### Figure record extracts
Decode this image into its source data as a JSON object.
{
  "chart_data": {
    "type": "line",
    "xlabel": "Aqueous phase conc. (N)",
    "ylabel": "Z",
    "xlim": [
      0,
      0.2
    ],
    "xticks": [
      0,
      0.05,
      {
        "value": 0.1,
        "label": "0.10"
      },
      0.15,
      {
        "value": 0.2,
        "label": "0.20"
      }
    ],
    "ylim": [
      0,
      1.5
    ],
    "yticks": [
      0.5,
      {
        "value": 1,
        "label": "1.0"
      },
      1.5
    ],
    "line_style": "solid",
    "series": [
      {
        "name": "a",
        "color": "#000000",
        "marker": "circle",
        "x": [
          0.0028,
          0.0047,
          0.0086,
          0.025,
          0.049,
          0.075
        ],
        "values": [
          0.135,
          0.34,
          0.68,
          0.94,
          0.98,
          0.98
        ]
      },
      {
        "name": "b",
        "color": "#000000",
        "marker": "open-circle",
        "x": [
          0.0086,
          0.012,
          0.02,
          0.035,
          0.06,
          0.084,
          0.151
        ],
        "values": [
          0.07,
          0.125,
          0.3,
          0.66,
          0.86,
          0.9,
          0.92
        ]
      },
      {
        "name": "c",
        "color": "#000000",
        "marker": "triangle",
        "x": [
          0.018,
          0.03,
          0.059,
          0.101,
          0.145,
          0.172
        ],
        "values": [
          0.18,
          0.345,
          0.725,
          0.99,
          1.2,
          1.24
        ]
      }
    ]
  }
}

### Your goal
Return what is listed above, exactly and completely.

### The completed task
Decode this image into its source data as a JSON object.
{
  "chart_data": {
    "type": "line",
    "xlabel": "Aqueous phase conc. (N)",
    "ylabel": "Z",
    "xlim": [
      0,
      0.2
    ],
    "xticks": [
      0,
      0.05,
      {
        "value": 0.1,
        "label": "0.10"
      },
      0.15,
      {
        "value": 0.2,
        "label": "0.20"
      }
    ],
    "ylim": [
      0,
      1.5
    ],
    "yticks": [
      0.5,
      {
        "value": 1,
        "label": "1.0"
      },
      1.5
    ],
    "line_style": "solid",
    "series": [
      {
        "name": "a",
        "color": "#000000",
        "marker": "circle",
        "x": [
          0.0028,
          0.0047,
          0.0086,
          0.025,
          0.049,
          0.075
        ],
        "values": [
          0.135,
          0.34,
          0.68,
          0.94,
          0.98,
          0.98
        ]
      },
      {
        "name": "b",
        "color": "#000000",
        "marker": "open-circle",
        "x": [
          0.0086,
          0.012,
          0.02,
          0.035,
          0.06,
          0.084,
          0.151
        ],
        "values": [
          0.07,
          0.125,
          0.3,
          0.66,
          0.86,
          0.9,
          0.92
        ]
      },
      {
        "name": "c",
        "color": "#000000",
        "marker": "triangle",
        "x": [
          0.018,
          0.03,
          0.059,
          0.101,
          0.145,
          0.172
        ],
        "values": [
          0.18,
          0.345,
          0.725,
          0.99,
          1.2,
          1.24
        ]
      }
    ]
  }
}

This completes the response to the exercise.